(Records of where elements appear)
+++

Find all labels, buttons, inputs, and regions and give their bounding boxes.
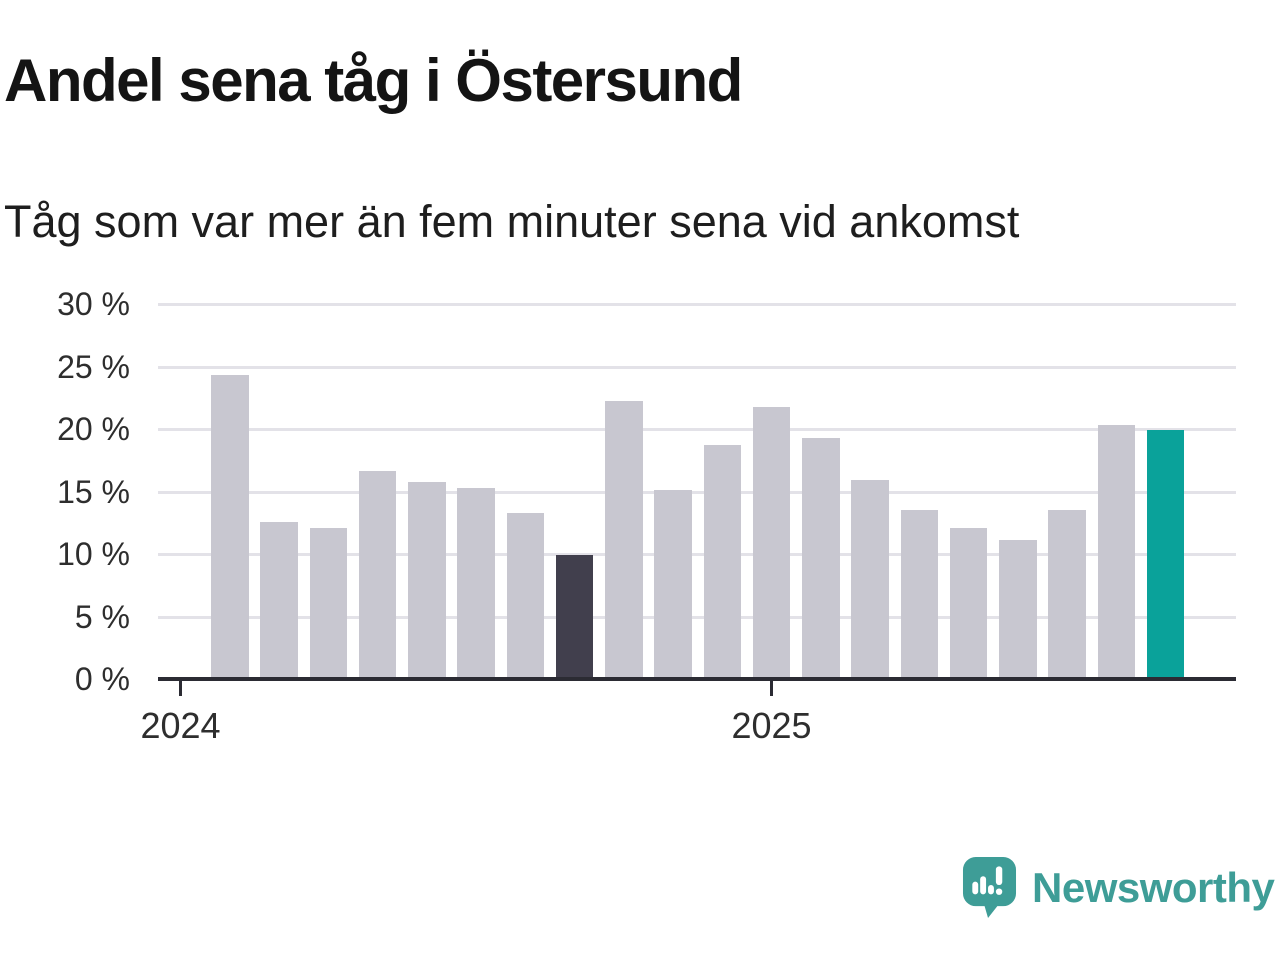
bar-2024-10 xyxy=(605,400,643,677)
bar-2025-09 xyxy=(1146,429,1185,677)
x-tick-label-2024: 2024 xyxy=(140,705,221,746)
bar-2025-06 xyxy=(999,539,1037,677)
x-tick-mark-2024 xyxy=(179,681,182,696)
chart-title: Andel sena tåg i Östersund xyxy=(4,47,743,114)
bar-2024-05 xyxy=(358,470,397,677)
bar-2025-07 xyxy=(1048,509,1086,677)
gridline-5 xyxy=(158,615,1236,619)
y-tick-label: 25 % xyxy=(57,348,130,385)
gridline-30 xyxy=(158,303,1236,306)
bar-2025-08 xyxy=(1097,424,1135,677)
bar-2025-01 xyxy=(752,407,791,677)
bar-2024-06 xyxy=(408,482,446,677)
bar-2024-11 xyxy=(654,489,692,677)
newsworthy-logo: Newsworthy xyxy=(962,856,1275,919)
x-axis-line xyxy=(158,677,1236,681)
gridline-20 xyxy=(158,428,1236,431)
bar-2024-07 xyxy=(457,488,495,677)
x-tick-mark-2025 xyxy=(770,681,773,696)
bar-2025-03 xyxy=(851,479,889,677)
gridline-25 xyxy=(158,365,1236,369)
y-tick-label: 10 % xyxy=(57,536,130,572)
newsworthy-bubble-chart-icon xyxy=(962,857,1017,918)
bar-2024-09 xyxy=(555,554,594,677)
bar-2024-03 xyxy=(260,522,298,677)
bar-2024-04 xyxy=(309,528,347,677)
y-tick-label: 15 % xyxy=(57,473,130,510)
newsworthy-wordmark: Newsworthy xyxy=(1032,863,1275,911)
gridline-15 xyxy=(158,490,1236,494)
bar-2025-05 xyxy=(949,528,988,677)
chart-subtitle: Tåg som var mer än fem minuter sena vid … xyxy=(4,196,1020,247)
bar-2024-02 xyxy=(211,374,249,677)
bar-2025-04 xyxy=(900,509,938,677)
plot-area xyxy=(158,303,1236,681)
bar-2025-02 xyxy=(802,438,840,677)
gridline-10 xyxy=(158,553,1236,556)
y-tick-label: 30 % xyxy=(57,286,130,322)
bar-2024-12 xyxy=(703,444,741,677)
bar-2024-08 xyxy=(506,513,544,677)
x-tick-label-2025: 2025 xyxy=(731,705,812,746)
y-tick-label: 20 % xyxy=(57,411,130,447)
y-tick-label: 0 % xyxy=(74,661,130,697)
y-tick-label: 5 % xyxy=(74,598,130,635)
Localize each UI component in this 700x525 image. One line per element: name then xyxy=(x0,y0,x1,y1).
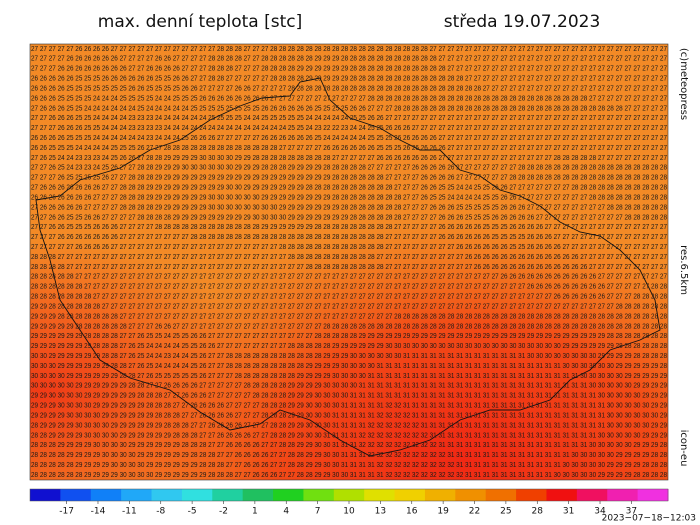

+++

Count how many lines in the entries contain the string "sena". Reply with the number alone.

- The result
2